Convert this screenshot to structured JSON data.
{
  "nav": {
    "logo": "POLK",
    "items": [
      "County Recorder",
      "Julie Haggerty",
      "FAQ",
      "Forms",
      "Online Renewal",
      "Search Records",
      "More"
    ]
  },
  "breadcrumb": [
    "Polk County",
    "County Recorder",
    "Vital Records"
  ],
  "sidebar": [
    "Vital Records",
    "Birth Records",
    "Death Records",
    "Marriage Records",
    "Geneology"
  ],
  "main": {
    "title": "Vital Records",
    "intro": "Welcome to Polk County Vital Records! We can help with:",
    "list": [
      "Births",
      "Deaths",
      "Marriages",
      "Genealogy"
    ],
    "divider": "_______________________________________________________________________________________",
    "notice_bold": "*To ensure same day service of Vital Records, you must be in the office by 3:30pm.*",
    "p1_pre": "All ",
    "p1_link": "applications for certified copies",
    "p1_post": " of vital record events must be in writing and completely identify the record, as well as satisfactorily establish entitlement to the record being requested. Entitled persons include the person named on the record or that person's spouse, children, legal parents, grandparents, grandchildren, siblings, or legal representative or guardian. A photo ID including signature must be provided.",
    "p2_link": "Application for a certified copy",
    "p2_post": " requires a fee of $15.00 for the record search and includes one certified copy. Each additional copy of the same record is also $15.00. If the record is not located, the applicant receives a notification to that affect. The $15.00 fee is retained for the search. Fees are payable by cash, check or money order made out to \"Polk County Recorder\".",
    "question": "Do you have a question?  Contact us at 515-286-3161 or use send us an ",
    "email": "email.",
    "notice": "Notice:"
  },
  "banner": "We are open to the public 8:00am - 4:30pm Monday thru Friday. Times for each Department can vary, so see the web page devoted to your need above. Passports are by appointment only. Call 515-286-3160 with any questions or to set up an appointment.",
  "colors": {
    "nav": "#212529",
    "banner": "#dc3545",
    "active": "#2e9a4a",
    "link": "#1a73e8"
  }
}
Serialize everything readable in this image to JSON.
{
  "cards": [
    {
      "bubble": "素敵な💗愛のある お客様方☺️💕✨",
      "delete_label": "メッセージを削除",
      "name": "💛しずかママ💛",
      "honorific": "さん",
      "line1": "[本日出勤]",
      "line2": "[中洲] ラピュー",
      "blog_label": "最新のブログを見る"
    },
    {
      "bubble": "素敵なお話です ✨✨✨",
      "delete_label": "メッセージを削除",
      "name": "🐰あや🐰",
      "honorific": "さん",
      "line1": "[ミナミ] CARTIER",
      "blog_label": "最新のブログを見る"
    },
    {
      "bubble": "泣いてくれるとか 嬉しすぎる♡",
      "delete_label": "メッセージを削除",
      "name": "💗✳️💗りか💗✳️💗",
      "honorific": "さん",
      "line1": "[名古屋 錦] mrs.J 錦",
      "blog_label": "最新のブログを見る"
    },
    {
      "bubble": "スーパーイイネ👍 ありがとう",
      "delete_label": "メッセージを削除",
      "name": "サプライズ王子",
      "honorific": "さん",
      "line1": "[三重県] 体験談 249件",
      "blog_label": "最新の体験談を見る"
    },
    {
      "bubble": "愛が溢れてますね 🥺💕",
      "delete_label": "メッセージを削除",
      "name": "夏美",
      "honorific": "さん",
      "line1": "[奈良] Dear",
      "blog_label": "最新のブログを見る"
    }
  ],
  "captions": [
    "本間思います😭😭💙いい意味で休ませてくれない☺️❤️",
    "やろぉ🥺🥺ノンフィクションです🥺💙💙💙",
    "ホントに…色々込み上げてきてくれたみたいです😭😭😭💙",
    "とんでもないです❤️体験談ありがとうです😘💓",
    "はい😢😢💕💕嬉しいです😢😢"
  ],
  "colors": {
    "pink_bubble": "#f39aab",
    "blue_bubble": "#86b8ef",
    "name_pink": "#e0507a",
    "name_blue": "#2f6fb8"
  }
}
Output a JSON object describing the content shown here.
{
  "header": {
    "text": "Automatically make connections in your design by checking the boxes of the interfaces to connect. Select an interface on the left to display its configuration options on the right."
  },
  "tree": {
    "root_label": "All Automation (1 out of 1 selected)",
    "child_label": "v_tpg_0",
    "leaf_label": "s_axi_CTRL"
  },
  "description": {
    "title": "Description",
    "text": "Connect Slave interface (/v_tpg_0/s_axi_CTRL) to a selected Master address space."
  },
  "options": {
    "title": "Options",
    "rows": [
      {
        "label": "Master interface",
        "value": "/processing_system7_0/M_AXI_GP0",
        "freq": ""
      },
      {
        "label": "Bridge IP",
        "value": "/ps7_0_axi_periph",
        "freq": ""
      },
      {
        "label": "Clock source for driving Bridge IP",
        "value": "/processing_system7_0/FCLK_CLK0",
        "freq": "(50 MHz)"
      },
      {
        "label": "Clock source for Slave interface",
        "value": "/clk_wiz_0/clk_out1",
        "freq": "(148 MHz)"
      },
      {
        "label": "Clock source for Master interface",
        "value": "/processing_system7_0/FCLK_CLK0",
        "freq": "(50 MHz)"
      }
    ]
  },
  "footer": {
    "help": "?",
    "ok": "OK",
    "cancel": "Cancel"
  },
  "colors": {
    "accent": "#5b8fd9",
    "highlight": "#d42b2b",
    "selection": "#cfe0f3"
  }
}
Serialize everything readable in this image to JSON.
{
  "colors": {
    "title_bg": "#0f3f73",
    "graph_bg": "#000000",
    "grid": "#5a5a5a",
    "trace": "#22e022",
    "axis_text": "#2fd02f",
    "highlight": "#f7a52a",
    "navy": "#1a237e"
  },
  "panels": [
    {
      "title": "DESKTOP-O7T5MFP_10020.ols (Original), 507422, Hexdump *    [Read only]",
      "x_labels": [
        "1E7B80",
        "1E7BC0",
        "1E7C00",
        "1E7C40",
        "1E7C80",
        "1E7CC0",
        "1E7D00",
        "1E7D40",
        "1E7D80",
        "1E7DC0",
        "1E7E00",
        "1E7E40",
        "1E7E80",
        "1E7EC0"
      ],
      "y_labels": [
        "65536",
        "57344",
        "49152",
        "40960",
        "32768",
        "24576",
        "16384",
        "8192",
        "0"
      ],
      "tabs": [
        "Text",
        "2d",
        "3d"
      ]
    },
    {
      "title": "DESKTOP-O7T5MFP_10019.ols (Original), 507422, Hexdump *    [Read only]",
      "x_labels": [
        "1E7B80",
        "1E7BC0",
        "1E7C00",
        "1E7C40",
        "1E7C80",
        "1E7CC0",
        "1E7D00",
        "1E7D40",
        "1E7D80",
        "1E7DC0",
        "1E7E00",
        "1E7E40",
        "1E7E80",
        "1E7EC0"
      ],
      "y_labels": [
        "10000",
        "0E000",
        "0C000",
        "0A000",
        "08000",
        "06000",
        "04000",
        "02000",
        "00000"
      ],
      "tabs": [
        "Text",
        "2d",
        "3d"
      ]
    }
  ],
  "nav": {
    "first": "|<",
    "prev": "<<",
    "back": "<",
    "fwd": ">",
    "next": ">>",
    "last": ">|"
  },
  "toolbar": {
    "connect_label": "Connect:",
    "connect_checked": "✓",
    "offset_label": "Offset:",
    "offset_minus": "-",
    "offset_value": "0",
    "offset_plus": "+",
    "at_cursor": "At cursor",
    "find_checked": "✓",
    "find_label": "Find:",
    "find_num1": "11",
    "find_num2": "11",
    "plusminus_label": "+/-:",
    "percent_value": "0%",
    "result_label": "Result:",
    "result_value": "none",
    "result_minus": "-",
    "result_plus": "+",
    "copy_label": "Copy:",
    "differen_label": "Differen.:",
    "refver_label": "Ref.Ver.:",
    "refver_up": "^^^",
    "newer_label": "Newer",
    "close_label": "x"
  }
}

**GOAL**
Pull every line containing "source" out of the records.

**EXERCISE RESPONSE**
        "label": "Clock source for driving Bridge IP",
        "label": "Clock source for Slave interface",
        "label": "Clock source for Master interface",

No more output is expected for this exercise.